## Begin Input data

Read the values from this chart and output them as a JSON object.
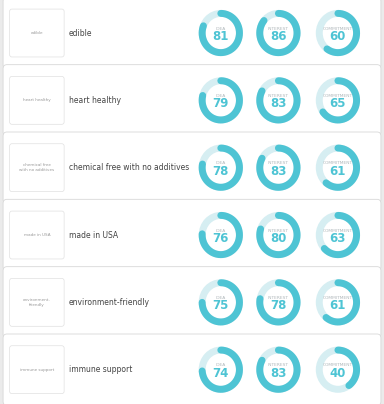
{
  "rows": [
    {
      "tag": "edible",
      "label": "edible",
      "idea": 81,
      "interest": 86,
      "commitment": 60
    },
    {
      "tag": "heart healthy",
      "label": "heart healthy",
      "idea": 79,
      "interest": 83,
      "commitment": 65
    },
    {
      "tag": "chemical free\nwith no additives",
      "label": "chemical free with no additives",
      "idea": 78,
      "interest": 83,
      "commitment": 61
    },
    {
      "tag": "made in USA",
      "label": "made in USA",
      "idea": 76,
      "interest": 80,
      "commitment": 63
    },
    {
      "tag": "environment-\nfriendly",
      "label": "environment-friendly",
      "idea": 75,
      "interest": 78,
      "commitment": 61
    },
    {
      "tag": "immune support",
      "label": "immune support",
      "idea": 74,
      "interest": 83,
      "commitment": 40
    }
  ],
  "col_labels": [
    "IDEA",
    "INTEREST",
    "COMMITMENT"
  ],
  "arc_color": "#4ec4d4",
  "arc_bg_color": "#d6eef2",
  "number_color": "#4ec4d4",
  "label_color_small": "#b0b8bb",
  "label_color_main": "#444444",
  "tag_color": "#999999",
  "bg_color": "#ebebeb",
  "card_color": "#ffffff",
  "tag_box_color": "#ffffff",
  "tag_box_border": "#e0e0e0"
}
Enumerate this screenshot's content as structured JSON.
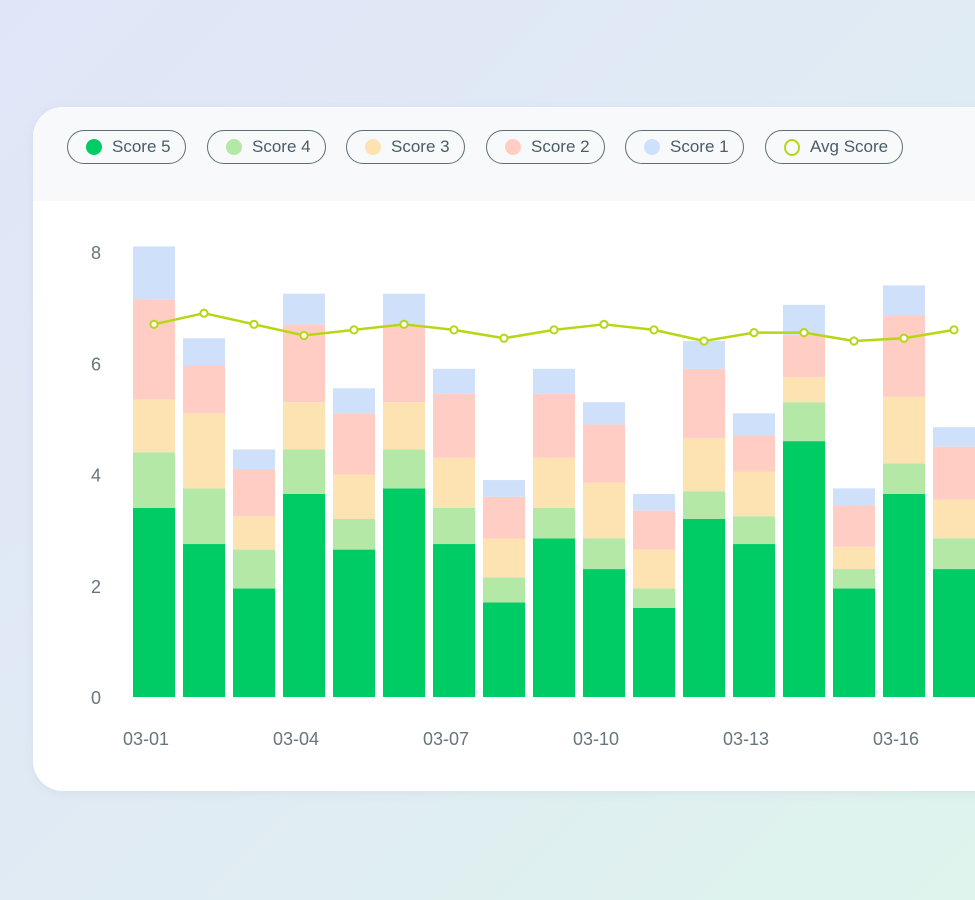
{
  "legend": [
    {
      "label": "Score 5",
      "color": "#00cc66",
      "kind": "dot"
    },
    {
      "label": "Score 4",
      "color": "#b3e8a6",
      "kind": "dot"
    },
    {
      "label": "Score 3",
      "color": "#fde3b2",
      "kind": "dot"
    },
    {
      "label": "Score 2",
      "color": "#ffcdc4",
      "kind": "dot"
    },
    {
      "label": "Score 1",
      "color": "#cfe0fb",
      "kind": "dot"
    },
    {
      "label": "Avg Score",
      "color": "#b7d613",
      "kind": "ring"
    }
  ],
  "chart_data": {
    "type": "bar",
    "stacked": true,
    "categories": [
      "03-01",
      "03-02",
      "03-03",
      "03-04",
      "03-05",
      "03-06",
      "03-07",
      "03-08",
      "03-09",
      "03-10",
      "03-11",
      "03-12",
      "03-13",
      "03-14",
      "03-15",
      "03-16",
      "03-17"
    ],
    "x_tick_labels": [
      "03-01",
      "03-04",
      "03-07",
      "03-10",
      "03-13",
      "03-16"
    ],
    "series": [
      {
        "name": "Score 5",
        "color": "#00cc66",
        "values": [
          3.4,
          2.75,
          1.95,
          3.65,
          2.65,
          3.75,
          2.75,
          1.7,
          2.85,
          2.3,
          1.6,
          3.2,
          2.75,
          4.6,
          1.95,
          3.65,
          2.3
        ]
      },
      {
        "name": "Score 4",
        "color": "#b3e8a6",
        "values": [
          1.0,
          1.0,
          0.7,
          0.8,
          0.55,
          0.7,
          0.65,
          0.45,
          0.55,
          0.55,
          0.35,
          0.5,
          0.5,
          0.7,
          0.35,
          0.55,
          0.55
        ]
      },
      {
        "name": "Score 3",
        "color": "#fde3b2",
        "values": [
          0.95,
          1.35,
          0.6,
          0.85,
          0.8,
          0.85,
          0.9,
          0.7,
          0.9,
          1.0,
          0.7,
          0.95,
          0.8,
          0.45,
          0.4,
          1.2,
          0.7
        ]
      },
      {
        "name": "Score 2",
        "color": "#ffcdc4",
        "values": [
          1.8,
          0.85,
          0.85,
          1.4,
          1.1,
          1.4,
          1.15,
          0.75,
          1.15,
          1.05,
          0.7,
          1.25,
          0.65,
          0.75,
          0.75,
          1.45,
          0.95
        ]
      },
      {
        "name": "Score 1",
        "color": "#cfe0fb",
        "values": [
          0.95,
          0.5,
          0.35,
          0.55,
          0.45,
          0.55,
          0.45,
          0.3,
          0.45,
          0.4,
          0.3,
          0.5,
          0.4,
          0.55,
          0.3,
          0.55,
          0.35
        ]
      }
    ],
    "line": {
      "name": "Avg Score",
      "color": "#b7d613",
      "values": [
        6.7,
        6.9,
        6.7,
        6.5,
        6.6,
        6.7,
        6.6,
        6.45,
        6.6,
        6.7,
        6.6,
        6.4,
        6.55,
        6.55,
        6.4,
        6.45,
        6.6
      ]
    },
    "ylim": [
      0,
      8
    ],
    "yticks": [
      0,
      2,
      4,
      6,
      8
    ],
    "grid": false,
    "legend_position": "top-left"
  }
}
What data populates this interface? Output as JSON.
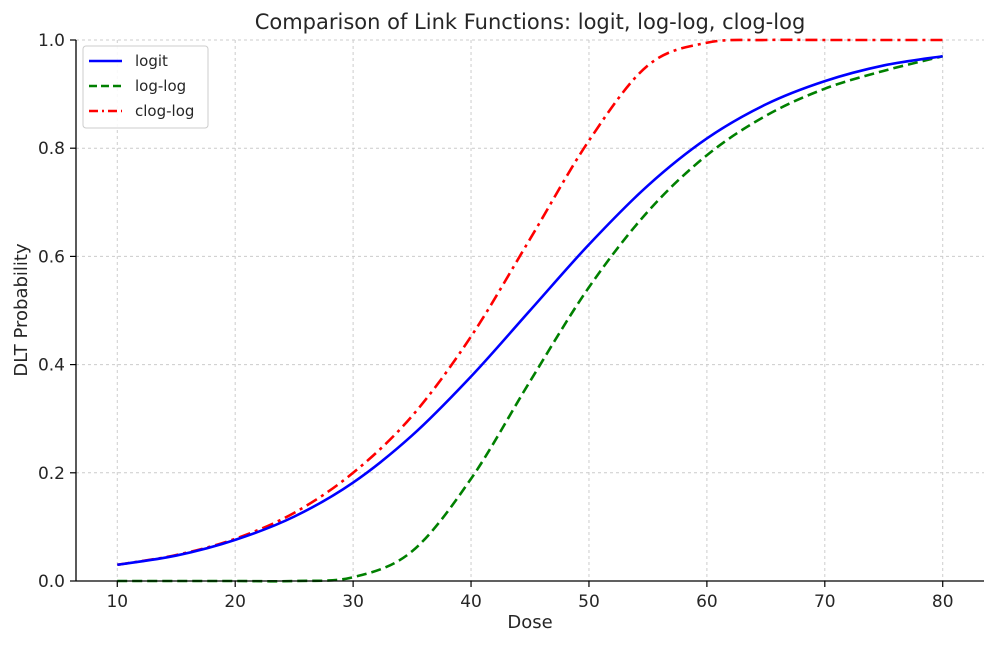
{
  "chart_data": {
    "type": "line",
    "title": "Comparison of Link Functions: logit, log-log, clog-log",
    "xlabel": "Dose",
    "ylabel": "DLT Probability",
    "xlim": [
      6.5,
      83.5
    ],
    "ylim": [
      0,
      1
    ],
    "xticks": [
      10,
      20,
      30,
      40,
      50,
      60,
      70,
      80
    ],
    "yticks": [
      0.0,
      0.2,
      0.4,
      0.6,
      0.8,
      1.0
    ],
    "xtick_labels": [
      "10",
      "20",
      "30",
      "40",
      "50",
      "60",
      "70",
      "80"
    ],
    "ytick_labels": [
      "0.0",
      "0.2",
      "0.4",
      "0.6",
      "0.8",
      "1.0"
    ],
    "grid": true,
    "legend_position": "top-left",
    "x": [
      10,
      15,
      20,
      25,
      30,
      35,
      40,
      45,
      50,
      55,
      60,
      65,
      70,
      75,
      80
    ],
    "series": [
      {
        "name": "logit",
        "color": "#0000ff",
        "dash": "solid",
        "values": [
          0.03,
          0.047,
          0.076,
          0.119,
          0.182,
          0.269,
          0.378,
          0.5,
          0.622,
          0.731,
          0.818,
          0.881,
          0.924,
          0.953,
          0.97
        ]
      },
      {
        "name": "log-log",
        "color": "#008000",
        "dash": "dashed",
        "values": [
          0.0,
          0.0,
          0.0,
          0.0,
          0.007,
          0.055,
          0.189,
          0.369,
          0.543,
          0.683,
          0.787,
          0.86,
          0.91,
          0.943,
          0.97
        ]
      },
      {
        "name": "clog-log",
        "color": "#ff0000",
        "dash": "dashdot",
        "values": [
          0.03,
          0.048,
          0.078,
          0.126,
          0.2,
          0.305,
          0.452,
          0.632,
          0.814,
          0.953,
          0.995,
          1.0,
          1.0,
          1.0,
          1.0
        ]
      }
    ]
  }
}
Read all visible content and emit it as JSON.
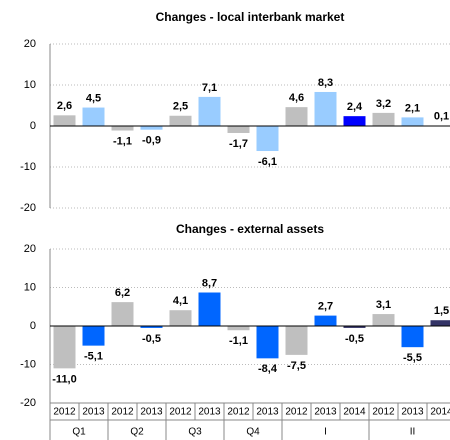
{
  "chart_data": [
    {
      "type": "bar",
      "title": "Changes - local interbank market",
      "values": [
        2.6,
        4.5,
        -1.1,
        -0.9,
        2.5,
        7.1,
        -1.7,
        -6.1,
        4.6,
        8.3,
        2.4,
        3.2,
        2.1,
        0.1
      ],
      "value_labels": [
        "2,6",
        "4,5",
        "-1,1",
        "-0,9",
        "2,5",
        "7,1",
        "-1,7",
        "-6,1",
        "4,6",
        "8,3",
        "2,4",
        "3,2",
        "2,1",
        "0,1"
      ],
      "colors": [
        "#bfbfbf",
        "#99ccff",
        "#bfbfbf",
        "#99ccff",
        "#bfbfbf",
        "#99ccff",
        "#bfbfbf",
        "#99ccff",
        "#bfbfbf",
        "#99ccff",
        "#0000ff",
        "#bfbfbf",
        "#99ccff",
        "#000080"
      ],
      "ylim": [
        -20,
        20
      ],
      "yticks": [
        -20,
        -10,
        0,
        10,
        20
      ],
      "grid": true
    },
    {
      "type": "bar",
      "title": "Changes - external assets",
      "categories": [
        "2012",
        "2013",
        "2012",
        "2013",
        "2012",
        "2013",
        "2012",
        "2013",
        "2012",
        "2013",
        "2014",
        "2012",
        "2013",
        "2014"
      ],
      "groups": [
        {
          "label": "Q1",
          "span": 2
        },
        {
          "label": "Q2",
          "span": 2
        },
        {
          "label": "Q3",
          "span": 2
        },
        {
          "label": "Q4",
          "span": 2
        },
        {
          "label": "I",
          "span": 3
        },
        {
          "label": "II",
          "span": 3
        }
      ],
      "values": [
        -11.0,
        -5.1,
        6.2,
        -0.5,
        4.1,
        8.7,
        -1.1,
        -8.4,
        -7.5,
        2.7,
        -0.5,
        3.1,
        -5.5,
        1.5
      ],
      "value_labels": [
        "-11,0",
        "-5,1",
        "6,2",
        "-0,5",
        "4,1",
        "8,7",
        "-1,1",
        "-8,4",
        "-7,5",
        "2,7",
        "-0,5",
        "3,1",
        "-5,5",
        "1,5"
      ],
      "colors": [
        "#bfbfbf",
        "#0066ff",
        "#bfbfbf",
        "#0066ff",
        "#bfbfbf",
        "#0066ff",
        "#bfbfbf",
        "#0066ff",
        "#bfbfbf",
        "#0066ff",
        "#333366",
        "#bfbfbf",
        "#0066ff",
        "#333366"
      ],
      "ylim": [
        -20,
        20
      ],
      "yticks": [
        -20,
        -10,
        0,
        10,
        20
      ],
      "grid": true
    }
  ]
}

## End Input data

Task description = Search the records above for the string "chemical". Copy every line that contains it.

Complete output =
      "tag": "chemical free\nwith no additives",
      "label": "chemical free with no additives",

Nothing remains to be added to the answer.